Write out the listing below again, precisely as it is given.

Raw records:
☆ ☆ ☆ ☆ ☆

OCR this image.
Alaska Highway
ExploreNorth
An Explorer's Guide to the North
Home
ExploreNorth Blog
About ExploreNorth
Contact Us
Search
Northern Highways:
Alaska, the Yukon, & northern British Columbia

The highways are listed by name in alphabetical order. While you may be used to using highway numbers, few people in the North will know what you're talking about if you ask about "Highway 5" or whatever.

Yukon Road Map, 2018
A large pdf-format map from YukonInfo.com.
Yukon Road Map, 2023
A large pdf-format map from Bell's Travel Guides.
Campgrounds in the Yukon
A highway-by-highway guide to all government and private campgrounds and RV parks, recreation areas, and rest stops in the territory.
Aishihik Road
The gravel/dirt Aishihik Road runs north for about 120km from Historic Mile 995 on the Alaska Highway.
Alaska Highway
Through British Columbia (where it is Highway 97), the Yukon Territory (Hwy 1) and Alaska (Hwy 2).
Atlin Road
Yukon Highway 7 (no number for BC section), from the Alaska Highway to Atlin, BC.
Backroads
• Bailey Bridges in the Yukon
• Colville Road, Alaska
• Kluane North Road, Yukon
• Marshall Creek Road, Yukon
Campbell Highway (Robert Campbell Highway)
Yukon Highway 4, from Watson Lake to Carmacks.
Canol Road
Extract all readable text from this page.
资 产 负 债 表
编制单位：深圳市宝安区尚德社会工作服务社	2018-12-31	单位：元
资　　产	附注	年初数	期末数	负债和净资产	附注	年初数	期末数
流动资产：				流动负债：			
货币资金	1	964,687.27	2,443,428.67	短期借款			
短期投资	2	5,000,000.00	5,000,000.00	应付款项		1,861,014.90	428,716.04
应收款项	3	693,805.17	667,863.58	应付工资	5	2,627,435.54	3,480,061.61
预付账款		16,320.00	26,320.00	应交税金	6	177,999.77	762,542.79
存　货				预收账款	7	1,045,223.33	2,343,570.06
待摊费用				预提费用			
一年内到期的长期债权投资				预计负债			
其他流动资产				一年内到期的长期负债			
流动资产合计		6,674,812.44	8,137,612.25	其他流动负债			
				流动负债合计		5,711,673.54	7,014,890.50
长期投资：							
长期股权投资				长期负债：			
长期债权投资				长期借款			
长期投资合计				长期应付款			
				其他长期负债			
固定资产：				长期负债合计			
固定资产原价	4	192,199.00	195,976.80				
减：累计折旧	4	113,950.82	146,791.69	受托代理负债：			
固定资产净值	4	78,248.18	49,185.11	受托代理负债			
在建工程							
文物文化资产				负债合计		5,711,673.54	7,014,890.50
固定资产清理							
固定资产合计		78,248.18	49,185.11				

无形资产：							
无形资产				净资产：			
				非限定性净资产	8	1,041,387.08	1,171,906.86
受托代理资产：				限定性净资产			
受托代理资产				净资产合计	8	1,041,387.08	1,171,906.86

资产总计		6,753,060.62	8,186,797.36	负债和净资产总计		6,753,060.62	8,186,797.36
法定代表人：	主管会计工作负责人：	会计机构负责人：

☆ ☆ ☆ ☆ ☆

WRITTEN RESPONSE ::
OCR this image.
Alaska Highway
ExploreNorth
An Explorer's Guide to the North
Home
ExploreNorth Blog
About ExploreNorth
Contact Us
Search
Northern Highways:
Alaska, the Yukon, & northern British Columbia

The highways are listed by name in alphabetical order. While you may be used to using highway numbers, few people in the North will know what you're talking about if you ask about "Highway 5" or whatever.

Yukon Road Map, 2018
A large pdf-format map from YukonInfo.com.
Yukon Road Map, 2023
A large pdf-format map from Bell's Travel Guides.
Campgrounds in the Yukon
A highway-by-highway guide to all government and private campgrounds and RV parks, recreation areas, and rest stops in the territory.
Aishihik Road
The gravel/dirt Aishihik Road runs north for about 120km from Historic Mile 995 on the Alaska Highway.
Alaska Highway
Through British Columbia (where it is Highway 97), the Yukon Territory (Hwy 1) and Alaska (Hwy 2).
Atlin Road
Yukon Highway 7 (no number for BC section), from the Alaska Highway to Atlin, BC.
Backroads
• Bailey Bridges in the Yukon
• Colville Road, Alaska
• Kluane North Road, Yukon
• Marshall Creek Road, Yukon
Campbell Highway (Robert Campbell Highway)
Yukon Highway 4, from Watson Lake to Carmacks.
Canol Road
Extract all readable text from this page.
资 产 负 债 表
编制单位：深圳市宝安区尚德社会工作服务社	2018-12-31	单位：元
资　　产	附注	年初数	期末数	负债和净资产	附注	年初数	期末数
流动资产：				流动负债：			
货币资金	1	964,687.27	2,443,428.67	短期借款			
短期投资	2	5,000,000.00	5,000,000.00	应付款项		1,861,014.90	428,716.04
应收款项	3	693,805.17	667,863.58	应付工资	5	2,627,435.54	3,480,061.61
预付账款		16,320.00	26,320.00	应交税金	6	177,999.77	762,542.79
存　货				预收账款	7	1,045,223.33	2,343,570.06
待摊费用				预提费用			
一年内到期的长期债权投资				预计负债			
其他流动资产				一年内到期的长期负债			
流动资产合计		6,674,812.44	8,137,612.25	其他流动负债			
				流动负债合计		5,711,673.54	7,014,890.50
长期投资：							
长期股权投资				长期负债：			
长期债权投资				长期借款			
长期投资合计				长期应付款			
				其他长期负债			
固定资产：				长期负债合计			
固定资产原价	4	192,199.00	195,976.80				
减：累计折旧	4	113,950.82	146,791.69	受托代理负债：			
固定资产净值	4	78,248.18	49,185.11	受托代理负债			
在建工程							
文物文化资产				负债合计		5,711,673.54	7,014,890.50
固定资产清理							
固定资产合计		78,248.18	49,185.11				

无形资产：							
无形资产				净资产：			
				非限定性净资产	8	1,041,387.08	1,171,906.86
受托代理资产：				限定性净资产			
受托代理资产				净资产合计	8	1,041,387.08	1,171,906.86

资产总计		6,753,060.62	8,186,797.36	负债和净资产总计		6,753,060.62	8,186,797.36
法定代表人：	主管会计工作负责人：	会计机构负责人：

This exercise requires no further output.